— BEGIN DOCUMENT SECTION —
To provide the needed capacity, much greater use of narrow beam, directional wireless communications is needed. In this way space is used efficiently. Transmitters only direct their signals to the receivers that they want to communicate with. Broadcast schemes on the other hand waste energy filling the whole space with signals, which become “interference” for all but the intended recipient of the signal.
Professor Christopher Davis, his colleagues Professor Stuart Milner, Dr. Quirino Balzano, and Dr. Igor Smolyaninov, and their students are building and studying the performance of high data rate directional wireless links and networks. They use a combination of free space optical (FSO) laser communication, RF communication at 24GHz, and millimeter wave communication at 80GHz, and currently have data transfer rates up to 1.25Gb/s. The biggest challenge in this research is to direct the narrow beams of laser and RF transceivers directly at each other in a dynamic, reconfigurable way. This is the pointing, acquisition, and tracking (PAT) problem. Professor Davis and his group are using agile mechanical gimbals and optical beam steering techniques to point hybrid FSO/RF transceivers in this way. They are studying various techniques including optical beacons and GPS for locating nodes in their networks and pointing to them. In addition they have developed novel techniques to mitigate the deleterious properties of the atmosphere on the propagation of laser beams in FSO systems.
— END DOCUMENT SECTION —
# OBJECTIVE
Write a continuation of the text on directional wireless links, starting after its last sentence. The region boundary data that comes next is separate material.
— BEGIN STORED DATA —
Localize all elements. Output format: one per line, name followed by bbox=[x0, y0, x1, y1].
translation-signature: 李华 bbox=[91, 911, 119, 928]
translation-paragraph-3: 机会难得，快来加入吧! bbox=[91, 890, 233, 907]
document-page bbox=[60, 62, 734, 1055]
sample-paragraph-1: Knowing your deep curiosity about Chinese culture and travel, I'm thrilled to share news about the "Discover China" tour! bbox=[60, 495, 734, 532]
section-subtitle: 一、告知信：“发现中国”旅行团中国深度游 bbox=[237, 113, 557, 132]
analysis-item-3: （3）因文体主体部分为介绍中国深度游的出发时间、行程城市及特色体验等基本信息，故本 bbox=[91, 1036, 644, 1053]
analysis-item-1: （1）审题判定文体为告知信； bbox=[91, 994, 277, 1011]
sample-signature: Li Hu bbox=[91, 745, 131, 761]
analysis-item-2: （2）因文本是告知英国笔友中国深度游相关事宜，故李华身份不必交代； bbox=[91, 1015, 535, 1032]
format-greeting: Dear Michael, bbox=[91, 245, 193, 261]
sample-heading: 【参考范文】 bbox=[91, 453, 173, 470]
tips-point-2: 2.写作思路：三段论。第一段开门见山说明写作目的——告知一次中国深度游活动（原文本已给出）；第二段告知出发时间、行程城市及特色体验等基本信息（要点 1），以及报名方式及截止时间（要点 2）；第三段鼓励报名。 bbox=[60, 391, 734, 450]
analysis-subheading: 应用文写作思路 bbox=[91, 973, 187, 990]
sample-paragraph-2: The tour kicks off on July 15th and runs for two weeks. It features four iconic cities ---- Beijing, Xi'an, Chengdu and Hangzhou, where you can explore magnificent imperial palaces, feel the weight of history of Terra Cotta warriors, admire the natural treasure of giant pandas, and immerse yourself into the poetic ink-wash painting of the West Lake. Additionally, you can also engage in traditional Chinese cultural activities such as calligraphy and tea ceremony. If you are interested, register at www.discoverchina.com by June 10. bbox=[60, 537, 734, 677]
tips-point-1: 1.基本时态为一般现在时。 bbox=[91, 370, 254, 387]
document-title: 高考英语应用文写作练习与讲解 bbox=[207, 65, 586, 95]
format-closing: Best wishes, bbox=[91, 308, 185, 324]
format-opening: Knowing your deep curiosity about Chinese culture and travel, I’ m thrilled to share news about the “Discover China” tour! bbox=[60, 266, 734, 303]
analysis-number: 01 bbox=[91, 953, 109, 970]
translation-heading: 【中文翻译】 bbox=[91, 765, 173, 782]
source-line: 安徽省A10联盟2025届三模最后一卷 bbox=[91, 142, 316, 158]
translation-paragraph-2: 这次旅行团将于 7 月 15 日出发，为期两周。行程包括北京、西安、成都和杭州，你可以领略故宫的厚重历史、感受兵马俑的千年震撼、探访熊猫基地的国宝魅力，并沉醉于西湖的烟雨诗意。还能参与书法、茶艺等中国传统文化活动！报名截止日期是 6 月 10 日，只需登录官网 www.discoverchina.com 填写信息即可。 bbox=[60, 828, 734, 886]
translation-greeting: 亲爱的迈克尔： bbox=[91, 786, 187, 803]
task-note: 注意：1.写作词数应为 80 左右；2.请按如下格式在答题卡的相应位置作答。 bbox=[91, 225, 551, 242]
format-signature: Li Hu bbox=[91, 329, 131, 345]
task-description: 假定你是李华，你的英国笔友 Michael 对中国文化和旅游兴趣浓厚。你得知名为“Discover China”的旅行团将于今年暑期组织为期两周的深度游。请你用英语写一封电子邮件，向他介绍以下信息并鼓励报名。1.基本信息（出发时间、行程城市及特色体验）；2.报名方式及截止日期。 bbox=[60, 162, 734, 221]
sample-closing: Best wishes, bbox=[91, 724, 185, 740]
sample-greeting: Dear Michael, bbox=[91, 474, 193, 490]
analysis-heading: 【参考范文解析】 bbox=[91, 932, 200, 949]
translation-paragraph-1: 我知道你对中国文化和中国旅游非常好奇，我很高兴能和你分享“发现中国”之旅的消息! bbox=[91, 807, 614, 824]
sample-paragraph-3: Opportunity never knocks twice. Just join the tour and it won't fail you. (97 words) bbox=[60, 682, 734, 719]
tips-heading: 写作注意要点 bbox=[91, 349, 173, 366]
— END STORED DATA —
# REPLY TO THE EXERCISE
Prof. Davis and Prof. Milner were awarded a three-year National Science Foundation grant for related research, titled "Transceiver and Network Technology Developments for Directional Hybrid Wireless Networks."
The team's prior research, as well as the research of others, has shown that mobile ad-hoc networks (MANETs) do not scale. For this research project, Davis and Milner plan to create a higher communication tier using autonomously configuring directional links in a flexible backbone network that connects MANET-like small clusters in an architecture that is "base-station-like."
This research will address important, unsolved research problems in stabilization, pointing, acquisition, tracking (SPAT), bootstrapping, and topology control algorithms needed to make "hybrid" directional free space optical (FSO) and radio frequency (RF) networks a reality.
The researchers also will build and study new optical wireless nodes with novel design features that make them potentially valuable in indoor optical wireless applications where RF is not desirable because of interference problems, such as in the healthcare industry.
Recently, Prof. Davis and Prof. Stuart Milner were awarded a three-year grant worth $1,048,279 from the Air Force Office of Scientific Research (AFOSR). The grant will support their related research, titled "Quantifying and Assuring Information Transfer in Dynamic Heterogeneous Wireless Networks."
Researchers at the University of Maryland, Cornell University and the University of Illinois will conduct a theoretical investigation of next generation, complex, heterogeneous, wireless networks aimed at quantifying, controlling and managing information transfer for theater, tactical and strategic support.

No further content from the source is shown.